EXCERPTED TEXT START

I think I would have a talk w/ counselor about what preprations she can do mentally for when dad does completely spiral and becomes homeless, etc. She will likely feel very responsible to try and get him help, and will be looking to you to participate in doing so, which of course is not your role. It could get very sticky.

Still and always sending you huge hugs from one momma to another!

Originally Posted by Sasha1972 View Post
She's seeing a good counsellor and I know she understands, intellectually at least, that she isn't responsible for her father's condition. From her point of view, however, I can see how it could look like she has the power to make him stop drinking, because when she sees him, he's sober and glad to see her (he's sober because of SoberLink and other measures I put in place to attempt to keep her away from him when he's drunk - and without SoberLink I couldn't rely on him to not drink when she's around - but all Kid sees is "Dad's sober when I see him and he says it's because he's happy to see me!").

I try to be matter-of-fact and undramatic about it - "Okay, we'll go over to your Dad's in ten minutes, just waiting for the SoberLink report" - but also don't want to normalize the abnormal.

Trailmix, I completely get your point, and only time will tell whether I've done the right thing in trying to preserve her relationship with her father. Part of why I do it is because I'm not sure how much time he's got left - he's been deteriorating over the past months and is set up for another stroke or head injury to take him out entirely, and/or become homeless.

I also think (hope?) that the realization that her father is a disaster will be stronger if it comes from her own observation rather than from anyone telling her - she is VERY resistant to being told what to think, part of the adolescent independence drive.

So the balancing act is to enable her to have time with her father so that she can have something resembling a relationship and also form her own understanding of what he is ... while at the same time not putting her in harm's way because he can't be trusted to stay sober and not crazy.

EXCERPTED TEXT END
ENTRIES SHOWN START

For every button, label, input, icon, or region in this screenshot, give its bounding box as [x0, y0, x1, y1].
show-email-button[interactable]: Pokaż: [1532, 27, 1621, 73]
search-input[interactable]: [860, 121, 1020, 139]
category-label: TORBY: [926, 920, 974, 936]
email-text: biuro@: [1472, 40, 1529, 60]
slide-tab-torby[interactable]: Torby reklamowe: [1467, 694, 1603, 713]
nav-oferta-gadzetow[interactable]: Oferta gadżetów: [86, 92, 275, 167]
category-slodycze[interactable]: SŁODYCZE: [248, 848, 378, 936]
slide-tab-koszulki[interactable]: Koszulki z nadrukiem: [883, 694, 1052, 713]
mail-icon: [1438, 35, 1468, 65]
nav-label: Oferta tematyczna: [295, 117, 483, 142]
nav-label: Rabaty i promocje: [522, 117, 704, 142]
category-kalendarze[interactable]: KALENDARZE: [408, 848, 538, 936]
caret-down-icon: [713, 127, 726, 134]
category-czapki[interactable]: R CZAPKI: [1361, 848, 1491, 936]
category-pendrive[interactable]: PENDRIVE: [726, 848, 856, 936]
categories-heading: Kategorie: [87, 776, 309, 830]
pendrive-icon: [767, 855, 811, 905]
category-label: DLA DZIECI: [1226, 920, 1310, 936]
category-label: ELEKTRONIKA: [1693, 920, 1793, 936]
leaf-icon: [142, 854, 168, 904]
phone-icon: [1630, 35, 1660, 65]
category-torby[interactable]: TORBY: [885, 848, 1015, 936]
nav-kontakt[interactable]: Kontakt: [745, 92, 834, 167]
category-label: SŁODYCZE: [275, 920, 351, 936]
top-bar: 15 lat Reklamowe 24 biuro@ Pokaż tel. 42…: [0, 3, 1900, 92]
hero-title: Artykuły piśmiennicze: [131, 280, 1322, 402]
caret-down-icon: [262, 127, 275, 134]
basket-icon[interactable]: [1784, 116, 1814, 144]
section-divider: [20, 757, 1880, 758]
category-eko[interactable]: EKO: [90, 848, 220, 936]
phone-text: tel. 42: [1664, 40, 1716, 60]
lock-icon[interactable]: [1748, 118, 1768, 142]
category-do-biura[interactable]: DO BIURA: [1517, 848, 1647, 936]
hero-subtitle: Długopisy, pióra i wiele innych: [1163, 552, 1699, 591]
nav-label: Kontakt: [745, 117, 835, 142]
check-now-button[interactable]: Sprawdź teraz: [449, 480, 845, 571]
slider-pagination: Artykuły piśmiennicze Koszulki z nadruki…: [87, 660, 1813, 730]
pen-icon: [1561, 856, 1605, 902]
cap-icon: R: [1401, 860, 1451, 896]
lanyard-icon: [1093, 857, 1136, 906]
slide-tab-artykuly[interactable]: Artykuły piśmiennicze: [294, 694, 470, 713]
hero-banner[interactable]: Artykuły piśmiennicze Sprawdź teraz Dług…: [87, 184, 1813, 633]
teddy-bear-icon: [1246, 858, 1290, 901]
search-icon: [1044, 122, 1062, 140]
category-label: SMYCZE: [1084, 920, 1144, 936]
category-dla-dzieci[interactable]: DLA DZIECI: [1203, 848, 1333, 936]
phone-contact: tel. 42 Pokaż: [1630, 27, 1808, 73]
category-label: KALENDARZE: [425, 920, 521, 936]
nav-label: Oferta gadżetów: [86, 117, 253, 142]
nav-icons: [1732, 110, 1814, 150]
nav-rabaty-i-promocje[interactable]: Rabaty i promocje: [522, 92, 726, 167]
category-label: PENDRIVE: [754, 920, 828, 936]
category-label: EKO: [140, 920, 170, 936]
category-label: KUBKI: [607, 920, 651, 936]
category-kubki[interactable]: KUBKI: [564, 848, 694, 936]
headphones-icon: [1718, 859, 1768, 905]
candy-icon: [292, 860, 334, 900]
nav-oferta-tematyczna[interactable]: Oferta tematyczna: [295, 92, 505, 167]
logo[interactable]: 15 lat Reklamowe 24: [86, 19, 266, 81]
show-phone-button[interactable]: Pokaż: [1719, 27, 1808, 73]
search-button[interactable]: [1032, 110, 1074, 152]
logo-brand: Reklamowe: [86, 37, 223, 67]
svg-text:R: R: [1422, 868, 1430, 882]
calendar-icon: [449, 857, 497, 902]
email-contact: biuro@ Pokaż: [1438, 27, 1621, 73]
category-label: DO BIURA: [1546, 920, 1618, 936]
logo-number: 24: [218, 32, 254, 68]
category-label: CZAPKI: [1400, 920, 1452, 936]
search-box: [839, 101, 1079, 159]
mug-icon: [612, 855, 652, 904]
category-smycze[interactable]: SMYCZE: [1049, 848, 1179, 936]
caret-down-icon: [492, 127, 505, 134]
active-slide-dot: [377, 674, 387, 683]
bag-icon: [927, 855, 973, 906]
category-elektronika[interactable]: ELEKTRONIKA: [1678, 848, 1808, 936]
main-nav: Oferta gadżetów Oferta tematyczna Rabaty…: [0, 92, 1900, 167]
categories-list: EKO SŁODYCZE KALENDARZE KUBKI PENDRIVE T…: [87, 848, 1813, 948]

ENTRIES SHOWN END

**TASK TO COMPLETE**
In the forum post, what reason does the father give his daughter for being sober when she sees him?

**EXERCISE SOLUTION**
He tells her he's sober because he's happy to see her.